▶ [REQUISITO] Transcreva, sem nenhuma alteração, a parte do trecho sobre o mercado de ações que vai de "Perspectivas para o" a "mercado de ações.".

▶ [TRECHO PARA LEITURA]
____________

Perspectivas para o Mercado de Ações: 3 Fatores que Podem Interromper a Alta do S&P 500, Avisa a Morgan Stanley

Três fatores podem estar impedindo uma recuperação das ações durante o verão, alertou o Morgan Stanley.

Andrew Sheets, chefe global de pesquisa em renda fixa do Morgan Stanley, informou que o banco está atento a obstáculos que podem desviar as ações neste verão, uma estação que historicamente tem sido a mais forte para o mercado de ações.

Julho, em particular, é conhecido como um dos melhores meses do ano para as ações, com o S&P 500 apresentando ganhos em todos os meses de julho desde 2014, conforme Sheets destacou no podcast “Thoughts on the Market” do banco.

No entanto, os mercados já emitiram alguns sinais de que as ações estão se tornando mais voláteis. Após um forte segundo trimestre, o Nasdaq 100 tem enfrentado grandes oscilações nas últimas semanas e está praticamente estagnado em relação ao início da segunda metade do ano. Uma rotação nas negociações tem agitado o setor, já que os investidores estão realizando lucros em áreas que se destacaram, como ações de chips e de memória.

A seguir, apresentamos três obstáculos que o Morgan Stanley está monitorando no que se refere às ações:

1. O conflito com o Irã recomeça

O mercado está flertando com esse risco esta semana, depois que o presidente Donald Trump declarou que a trégua com o Irã não está mais em vigor. Os EUA realizaram novos ataques ao Irã na quarta-feira, alegando que se tratava de uma retaliação à agressão iraniana contra navios comerciais que passavam pelo Estreito de Hormuz.

A projeção base do Morgan Stanley para as ações este ano, que contempla a continuidade do mercado em alta, depende em parte da suposição de que o tráfego marítimo através do Estreito de Hormuz eventualmente se normalize, com o abastecimento de petróleo retornando a níveis anteriores ao conflito e o barril do Brent reduzindo a pelo menos 75 dólares em um período de 12 meses.

____________

▶ [DADOS PARA ANÁLISE]
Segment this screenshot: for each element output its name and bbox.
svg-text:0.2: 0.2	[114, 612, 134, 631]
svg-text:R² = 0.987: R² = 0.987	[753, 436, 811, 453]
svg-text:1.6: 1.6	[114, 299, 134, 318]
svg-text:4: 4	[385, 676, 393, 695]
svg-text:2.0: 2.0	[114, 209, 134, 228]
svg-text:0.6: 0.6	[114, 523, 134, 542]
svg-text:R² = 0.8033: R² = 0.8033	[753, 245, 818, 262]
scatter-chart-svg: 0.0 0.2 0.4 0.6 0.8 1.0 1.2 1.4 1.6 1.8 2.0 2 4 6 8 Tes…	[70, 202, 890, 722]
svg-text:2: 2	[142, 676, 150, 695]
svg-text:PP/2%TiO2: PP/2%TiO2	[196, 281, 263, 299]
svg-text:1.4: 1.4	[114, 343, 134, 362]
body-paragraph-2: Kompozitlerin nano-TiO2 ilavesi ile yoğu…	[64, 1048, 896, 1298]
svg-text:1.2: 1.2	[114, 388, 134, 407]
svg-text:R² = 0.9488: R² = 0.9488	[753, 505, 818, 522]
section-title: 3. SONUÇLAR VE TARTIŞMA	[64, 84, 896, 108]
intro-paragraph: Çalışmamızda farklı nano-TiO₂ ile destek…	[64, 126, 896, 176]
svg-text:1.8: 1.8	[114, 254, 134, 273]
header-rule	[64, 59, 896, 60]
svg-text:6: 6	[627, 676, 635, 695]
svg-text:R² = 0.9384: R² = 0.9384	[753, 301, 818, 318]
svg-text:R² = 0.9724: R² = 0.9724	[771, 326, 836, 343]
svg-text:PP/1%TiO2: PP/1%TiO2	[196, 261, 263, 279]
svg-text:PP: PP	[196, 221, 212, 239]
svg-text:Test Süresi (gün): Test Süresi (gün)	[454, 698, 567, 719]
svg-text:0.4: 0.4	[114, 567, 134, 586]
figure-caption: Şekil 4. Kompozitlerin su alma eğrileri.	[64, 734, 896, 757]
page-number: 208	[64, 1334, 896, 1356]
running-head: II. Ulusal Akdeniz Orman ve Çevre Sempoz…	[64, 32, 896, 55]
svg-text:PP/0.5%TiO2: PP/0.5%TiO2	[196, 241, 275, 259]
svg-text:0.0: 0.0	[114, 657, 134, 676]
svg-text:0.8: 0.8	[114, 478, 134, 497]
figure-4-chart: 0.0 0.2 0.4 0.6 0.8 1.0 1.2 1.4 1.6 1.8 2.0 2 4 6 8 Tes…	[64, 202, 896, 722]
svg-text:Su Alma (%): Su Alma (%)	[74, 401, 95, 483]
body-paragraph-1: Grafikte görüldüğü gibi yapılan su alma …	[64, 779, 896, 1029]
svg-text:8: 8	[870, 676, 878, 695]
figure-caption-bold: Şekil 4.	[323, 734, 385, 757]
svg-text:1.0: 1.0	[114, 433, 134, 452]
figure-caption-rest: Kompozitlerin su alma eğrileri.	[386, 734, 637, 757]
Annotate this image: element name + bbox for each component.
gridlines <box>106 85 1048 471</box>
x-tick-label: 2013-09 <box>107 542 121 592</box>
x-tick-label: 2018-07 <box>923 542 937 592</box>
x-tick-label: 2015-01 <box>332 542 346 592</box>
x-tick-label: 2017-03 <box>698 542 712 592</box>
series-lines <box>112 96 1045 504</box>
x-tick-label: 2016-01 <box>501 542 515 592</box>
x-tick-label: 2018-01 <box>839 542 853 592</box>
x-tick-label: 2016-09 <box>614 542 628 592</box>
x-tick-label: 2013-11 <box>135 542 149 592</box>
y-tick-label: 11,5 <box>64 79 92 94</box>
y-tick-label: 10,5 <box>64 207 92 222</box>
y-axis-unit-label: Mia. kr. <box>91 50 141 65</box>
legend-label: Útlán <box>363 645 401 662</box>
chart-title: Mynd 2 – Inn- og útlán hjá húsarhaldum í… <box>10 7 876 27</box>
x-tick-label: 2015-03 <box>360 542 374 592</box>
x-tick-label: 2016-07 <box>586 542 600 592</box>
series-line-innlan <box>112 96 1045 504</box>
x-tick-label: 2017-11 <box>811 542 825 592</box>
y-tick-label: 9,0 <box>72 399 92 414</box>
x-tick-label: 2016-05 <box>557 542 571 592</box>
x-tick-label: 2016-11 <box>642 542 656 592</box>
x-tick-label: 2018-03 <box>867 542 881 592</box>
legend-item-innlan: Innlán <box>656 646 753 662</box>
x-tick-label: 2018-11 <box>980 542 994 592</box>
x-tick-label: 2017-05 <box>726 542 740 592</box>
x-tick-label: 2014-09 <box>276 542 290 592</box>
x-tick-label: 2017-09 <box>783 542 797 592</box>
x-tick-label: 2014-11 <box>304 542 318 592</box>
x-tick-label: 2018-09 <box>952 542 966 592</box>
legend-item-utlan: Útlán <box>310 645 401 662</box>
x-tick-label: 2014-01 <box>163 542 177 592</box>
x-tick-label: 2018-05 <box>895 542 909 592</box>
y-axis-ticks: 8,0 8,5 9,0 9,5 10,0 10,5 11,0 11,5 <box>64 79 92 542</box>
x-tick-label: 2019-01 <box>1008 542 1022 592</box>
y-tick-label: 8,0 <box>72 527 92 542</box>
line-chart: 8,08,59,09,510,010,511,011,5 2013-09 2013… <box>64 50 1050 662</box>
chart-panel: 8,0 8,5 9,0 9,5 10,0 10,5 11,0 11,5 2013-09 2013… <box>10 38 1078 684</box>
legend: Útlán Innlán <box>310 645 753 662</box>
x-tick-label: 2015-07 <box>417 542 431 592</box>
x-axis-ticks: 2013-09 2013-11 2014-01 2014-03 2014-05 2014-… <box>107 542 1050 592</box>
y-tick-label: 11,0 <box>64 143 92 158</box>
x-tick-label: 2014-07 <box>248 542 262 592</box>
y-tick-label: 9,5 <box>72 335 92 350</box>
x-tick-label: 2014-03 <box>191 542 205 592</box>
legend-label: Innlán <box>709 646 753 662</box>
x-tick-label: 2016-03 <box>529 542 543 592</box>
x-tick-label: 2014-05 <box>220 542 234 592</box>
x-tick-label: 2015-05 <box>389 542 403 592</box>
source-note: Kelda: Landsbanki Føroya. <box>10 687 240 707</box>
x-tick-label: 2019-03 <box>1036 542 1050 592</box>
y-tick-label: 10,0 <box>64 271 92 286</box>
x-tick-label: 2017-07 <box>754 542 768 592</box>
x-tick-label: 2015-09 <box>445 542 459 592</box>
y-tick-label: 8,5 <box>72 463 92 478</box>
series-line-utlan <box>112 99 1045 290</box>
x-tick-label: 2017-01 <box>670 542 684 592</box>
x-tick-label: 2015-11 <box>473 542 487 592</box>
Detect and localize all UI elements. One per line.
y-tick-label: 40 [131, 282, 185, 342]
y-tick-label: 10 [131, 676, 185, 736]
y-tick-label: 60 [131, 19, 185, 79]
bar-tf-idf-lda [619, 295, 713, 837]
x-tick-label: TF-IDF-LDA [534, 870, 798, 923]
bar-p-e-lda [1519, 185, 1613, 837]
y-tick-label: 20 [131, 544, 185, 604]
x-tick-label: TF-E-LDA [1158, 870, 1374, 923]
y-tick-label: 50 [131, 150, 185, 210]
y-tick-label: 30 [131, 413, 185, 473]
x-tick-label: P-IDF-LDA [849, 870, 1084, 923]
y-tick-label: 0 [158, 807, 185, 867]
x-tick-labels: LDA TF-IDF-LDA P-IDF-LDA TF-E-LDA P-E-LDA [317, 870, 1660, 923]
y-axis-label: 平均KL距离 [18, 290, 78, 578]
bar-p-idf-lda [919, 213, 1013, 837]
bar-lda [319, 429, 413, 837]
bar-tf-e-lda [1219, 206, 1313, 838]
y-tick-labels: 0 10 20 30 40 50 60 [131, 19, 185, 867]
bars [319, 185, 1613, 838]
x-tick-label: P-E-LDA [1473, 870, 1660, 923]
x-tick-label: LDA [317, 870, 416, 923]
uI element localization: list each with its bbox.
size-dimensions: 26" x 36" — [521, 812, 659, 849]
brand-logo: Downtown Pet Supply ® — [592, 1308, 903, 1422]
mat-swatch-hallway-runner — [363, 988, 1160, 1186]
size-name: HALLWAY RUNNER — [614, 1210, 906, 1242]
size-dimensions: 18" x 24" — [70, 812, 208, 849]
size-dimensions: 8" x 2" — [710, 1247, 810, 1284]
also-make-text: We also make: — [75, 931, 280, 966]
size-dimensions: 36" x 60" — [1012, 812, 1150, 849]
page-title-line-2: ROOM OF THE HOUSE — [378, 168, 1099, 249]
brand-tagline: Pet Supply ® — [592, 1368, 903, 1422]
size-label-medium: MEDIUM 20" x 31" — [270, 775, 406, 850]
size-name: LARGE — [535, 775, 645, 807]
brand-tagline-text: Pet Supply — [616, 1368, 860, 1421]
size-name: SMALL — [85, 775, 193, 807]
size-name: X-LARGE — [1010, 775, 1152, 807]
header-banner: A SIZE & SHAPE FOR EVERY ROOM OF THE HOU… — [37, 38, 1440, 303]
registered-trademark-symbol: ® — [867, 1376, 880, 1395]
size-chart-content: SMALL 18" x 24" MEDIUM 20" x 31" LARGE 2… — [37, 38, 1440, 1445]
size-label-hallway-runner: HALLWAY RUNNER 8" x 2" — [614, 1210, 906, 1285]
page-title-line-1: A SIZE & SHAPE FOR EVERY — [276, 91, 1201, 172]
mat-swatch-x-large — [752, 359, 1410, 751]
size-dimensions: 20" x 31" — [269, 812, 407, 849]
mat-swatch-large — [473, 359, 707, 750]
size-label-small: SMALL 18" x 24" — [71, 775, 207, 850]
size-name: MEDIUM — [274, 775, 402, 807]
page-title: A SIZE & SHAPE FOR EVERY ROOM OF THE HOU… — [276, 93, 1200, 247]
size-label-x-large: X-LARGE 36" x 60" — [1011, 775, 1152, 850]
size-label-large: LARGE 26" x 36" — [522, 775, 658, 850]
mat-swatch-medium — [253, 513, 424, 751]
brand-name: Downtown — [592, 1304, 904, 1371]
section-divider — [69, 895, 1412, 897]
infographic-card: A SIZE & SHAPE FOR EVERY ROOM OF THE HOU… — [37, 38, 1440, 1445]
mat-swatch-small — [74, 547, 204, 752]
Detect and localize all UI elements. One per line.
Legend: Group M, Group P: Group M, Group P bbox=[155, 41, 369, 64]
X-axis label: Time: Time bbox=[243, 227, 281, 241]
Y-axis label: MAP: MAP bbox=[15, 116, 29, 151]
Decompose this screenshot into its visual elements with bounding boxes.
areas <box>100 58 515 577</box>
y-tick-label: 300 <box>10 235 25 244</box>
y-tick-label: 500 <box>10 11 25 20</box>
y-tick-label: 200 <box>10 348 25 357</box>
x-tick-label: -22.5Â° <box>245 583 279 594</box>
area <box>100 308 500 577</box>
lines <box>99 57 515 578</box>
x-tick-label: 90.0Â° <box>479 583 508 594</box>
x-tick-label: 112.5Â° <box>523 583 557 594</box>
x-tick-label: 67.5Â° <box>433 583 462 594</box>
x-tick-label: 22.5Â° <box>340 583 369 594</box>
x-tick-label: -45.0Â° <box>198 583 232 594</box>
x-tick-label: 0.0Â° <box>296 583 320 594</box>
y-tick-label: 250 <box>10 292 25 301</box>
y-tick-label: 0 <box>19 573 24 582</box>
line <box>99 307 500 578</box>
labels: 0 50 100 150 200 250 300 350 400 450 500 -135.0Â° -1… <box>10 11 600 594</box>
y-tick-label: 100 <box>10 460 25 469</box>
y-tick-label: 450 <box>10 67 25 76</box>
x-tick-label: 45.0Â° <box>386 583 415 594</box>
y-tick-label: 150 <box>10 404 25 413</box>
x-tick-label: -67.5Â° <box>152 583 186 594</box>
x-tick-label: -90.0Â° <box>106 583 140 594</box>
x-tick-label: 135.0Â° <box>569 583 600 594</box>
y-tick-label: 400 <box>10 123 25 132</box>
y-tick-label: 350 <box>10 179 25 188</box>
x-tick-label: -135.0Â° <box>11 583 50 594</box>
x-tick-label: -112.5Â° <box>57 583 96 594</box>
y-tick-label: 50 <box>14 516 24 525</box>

____________

▶ [RESULTADO DA TAREFA]
Perspectivas para o Mercado de Ações: 3 Fatores que Podem Interromper a Alta do S&P 500, Avisa a Morgan Stanley

Três fatores podem estar impedindo uma recuperação das ações durante o verão, alertou o Morgan Stanley.

Andrew Sheets, chefe global de pesquisa em renda fixa do Morgan Stanley, informou que o banco está atento a obstáculos que podem desviar as ações neste verão, uma estação que historicamente tem sido a mais forte para o mercado de ações.